___ SUPPLIED INFORMATION ___

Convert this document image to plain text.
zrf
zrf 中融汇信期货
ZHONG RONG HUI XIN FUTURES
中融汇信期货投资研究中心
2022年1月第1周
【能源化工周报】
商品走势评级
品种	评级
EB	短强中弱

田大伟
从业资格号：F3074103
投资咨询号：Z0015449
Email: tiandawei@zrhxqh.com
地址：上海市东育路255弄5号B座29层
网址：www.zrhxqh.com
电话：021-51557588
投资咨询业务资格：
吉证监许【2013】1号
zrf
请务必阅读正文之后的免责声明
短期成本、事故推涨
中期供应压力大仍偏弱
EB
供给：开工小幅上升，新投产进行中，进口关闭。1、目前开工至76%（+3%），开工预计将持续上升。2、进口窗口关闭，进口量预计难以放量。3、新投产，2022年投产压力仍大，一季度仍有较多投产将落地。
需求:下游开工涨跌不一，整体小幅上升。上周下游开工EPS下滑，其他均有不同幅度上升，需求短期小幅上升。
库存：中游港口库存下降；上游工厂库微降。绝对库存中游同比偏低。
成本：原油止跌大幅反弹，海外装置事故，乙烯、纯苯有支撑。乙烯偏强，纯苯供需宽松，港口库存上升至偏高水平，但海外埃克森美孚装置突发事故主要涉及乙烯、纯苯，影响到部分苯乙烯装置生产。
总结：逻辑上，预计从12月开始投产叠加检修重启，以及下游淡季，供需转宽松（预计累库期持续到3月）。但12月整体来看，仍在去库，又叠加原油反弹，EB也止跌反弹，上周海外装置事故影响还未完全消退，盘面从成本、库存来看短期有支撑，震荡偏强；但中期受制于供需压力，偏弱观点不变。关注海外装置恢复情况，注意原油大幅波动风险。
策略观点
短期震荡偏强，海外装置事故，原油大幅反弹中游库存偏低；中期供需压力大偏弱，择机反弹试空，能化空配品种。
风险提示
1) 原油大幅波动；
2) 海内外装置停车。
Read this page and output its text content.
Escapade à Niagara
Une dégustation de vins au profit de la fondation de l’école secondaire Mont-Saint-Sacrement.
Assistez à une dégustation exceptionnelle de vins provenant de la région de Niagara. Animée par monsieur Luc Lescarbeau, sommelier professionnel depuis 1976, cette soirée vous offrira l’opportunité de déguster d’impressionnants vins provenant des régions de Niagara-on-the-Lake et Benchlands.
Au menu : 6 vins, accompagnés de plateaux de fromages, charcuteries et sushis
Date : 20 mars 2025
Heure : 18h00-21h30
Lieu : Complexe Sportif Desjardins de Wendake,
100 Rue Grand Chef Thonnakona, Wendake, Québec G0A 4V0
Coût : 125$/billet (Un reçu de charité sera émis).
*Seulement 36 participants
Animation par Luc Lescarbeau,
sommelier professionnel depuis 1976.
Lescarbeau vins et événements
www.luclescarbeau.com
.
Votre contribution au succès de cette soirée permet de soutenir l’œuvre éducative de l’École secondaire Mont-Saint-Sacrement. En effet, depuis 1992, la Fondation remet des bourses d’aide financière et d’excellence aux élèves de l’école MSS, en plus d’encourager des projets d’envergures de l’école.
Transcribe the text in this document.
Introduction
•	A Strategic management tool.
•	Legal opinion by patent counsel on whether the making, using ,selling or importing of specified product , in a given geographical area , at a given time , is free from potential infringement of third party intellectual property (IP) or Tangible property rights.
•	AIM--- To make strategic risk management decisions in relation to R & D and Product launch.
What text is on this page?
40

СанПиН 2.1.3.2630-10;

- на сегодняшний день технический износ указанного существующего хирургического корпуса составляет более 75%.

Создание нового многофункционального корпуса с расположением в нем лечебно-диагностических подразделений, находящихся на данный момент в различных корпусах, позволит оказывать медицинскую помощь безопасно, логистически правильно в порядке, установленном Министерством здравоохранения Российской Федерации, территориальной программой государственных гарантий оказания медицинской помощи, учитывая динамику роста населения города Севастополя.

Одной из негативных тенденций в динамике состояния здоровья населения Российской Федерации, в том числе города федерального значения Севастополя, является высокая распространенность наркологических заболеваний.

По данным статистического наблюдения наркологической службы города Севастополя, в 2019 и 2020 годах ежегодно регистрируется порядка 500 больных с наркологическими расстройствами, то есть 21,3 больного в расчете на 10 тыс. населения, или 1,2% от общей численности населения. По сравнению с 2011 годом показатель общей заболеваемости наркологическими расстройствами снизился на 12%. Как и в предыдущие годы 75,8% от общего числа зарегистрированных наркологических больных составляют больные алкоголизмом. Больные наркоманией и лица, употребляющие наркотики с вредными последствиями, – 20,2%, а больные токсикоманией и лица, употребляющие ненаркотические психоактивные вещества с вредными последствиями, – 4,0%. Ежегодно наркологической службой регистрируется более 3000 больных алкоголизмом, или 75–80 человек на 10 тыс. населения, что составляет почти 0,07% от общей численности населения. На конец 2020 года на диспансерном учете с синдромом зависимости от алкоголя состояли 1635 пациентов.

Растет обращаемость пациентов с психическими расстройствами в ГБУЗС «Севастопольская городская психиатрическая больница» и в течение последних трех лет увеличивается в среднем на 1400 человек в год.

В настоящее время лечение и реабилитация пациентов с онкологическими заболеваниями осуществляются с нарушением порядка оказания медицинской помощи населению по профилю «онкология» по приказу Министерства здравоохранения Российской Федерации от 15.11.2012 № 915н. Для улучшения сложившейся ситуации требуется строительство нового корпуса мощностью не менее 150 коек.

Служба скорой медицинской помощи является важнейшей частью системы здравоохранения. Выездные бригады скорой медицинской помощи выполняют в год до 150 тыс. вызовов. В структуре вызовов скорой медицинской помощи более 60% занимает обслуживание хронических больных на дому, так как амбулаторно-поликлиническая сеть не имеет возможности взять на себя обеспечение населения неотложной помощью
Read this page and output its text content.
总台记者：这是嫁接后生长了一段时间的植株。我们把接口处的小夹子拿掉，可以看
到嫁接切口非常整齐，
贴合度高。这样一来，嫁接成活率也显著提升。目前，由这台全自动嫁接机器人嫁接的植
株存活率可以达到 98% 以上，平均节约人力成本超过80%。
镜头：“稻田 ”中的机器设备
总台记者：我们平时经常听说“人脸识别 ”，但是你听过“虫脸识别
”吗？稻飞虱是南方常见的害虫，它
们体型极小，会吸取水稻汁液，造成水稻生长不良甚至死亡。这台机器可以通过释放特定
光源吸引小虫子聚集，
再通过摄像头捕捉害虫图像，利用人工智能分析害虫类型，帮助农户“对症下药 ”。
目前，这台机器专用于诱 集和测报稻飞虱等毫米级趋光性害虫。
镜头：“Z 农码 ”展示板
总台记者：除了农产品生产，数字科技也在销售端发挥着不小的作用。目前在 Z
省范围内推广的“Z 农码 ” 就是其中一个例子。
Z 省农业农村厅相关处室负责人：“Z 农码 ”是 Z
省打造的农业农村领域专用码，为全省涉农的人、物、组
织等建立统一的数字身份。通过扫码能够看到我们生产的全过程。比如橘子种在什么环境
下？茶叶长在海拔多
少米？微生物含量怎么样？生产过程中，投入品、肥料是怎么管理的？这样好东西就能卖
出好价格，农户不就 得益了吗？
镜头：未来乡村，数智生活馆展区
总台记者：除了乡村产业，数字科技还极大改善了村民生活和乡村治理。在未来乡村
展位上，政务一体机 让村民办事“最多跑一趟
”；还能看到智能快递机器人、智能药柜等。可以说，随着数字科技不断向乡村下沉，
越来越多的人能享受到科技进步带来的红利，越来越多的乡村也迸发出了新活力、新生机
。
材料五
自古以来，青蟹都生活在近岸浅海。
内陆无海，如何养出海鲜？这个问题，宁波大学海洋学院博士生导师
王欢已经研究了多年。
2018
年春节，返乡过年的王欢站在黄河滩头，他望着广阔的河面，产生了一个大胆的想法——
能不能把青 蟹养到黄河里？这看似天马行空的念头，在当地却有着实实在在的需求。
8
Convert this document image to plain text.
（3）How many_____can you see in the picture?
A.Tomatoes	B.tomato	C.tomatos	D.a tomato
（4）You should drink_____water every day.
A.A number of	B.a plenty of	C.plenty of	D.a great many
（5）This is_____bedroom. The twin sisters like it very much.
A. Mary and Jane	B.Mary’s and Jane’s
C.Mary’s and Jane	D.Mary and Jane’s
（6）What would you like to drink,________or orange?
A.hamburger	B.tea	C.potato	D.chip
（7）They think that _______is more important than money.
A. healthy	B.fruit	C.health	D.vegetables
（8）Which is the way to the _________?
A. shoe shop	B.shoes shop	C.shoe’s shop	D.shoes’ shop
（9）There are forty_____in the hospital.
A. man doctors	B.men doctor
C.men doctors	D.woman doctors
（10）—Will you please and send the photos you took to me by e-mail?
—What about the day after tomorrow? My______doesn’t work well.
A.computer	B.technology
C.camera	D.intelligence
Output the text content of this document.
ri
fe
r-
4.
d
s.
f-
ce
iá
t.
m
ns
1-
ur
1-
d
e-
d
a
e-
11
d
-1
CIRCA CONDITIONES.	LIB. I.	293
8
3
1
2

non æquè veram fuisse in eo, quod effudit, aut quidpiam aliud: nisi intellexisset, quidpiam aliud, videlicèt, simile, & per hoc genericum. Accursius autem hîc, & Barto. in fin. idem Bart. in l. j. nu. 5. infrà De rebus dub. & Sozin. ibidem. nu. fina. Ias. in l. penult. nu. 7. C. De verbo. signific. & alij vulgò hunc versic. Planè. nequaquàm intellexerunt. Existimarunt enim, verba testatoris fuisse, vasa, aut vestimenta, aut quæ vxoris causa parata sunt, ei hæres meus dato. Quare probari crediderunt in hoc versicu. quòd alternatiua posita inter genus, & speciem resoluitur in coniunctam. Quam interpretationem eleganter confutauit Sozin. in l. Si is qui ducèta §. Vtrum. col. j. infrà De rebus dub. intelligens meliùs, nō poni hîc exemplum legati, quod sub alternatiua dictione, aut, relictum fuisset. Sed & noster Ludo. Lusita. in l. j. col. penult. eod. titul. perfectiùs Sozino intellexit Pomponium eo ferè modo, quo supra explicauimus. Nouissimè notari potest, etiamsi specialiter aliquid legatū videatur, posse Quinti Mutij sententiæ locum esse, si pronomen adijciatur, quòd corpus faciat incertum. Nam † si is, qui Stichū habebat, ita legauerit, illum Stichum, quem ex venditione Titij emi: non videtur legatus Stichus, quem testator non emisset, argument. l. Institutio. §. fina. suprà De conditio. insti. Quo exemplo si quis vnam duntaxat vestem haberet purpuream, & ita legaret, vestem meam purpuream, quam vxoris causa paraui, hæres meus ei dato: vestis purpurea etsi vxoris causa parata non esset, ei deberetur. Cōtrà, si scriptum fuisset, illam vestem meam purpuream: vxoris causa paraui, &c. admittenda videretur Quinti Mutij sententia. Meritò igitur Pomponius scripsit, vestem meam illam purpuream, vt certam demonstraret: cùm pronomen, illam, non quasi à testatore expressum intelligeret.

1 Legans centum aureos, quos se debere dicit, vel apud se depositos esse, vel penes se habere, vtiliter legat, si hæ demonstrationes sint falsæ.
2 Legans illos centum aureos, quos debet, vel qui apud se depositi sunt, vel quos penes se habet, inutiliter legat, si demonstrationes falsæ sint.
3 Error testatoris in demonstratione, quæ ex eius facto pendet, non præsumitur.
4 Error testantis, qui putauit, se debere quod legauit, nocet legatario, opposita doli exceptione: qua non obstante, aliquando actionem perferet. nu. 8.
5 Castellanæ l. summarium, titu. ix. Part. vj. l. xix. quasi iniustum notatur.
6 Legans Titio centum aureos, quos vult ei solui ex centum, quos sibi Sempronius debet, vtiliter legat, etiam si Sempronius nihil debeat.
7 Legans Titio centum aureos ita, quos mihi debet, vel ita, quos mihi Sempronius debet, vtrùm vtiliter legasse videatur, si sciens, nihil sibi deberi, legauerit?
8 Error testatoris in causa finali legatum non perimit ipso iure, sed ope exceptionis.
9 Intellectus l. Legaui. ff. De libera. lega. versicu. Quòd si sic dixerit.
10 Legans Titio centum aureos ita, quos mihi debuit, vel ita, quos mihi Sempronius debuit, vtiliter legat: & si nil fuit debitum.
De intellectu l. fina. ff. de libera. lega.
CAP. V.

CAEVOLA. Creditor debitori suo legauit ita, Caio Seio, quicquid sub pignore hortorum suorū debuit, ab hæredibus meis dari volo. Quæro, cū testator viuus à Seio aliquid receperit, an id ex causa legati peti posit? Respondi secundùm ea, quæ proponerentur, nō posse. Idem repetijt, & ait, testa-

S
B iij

___

Pull every line containing "Российской" out of the data above.

TASK OUTPUT
Создание нового многофункционального корпуса с расположением в нем лечебно-диагностических подразделений, находящихся на данный момент в различных корпусах, позволит оказывать медицинскую помощь безопасно, логистически правильно в порядке, установленном Министерством здравоохранения Российской Федерации, территориальной программой государственных гарантий оказания медицинской помощи, учитывая динамику роста населения города Севастополя.
Одной из негативных тенденций в динамике состояния здоровья населения Российской Федерации, в том числе города федерального значения Севастополя, является высокая распространенность наркологических заболеваний.
В настоящее время лечение и реабилитация пациентов с онкологическими заболеваниями осуществляются с нарушением порядка оказания медицинской помощи населению по профилю «онкология» по приказу Министерства здравоохранения Российской Федерации от 15.11.2012 № 915н. Для улучшения сложившейся ситуации требуется строительство нового корпуса мощностью не менее 150 коек.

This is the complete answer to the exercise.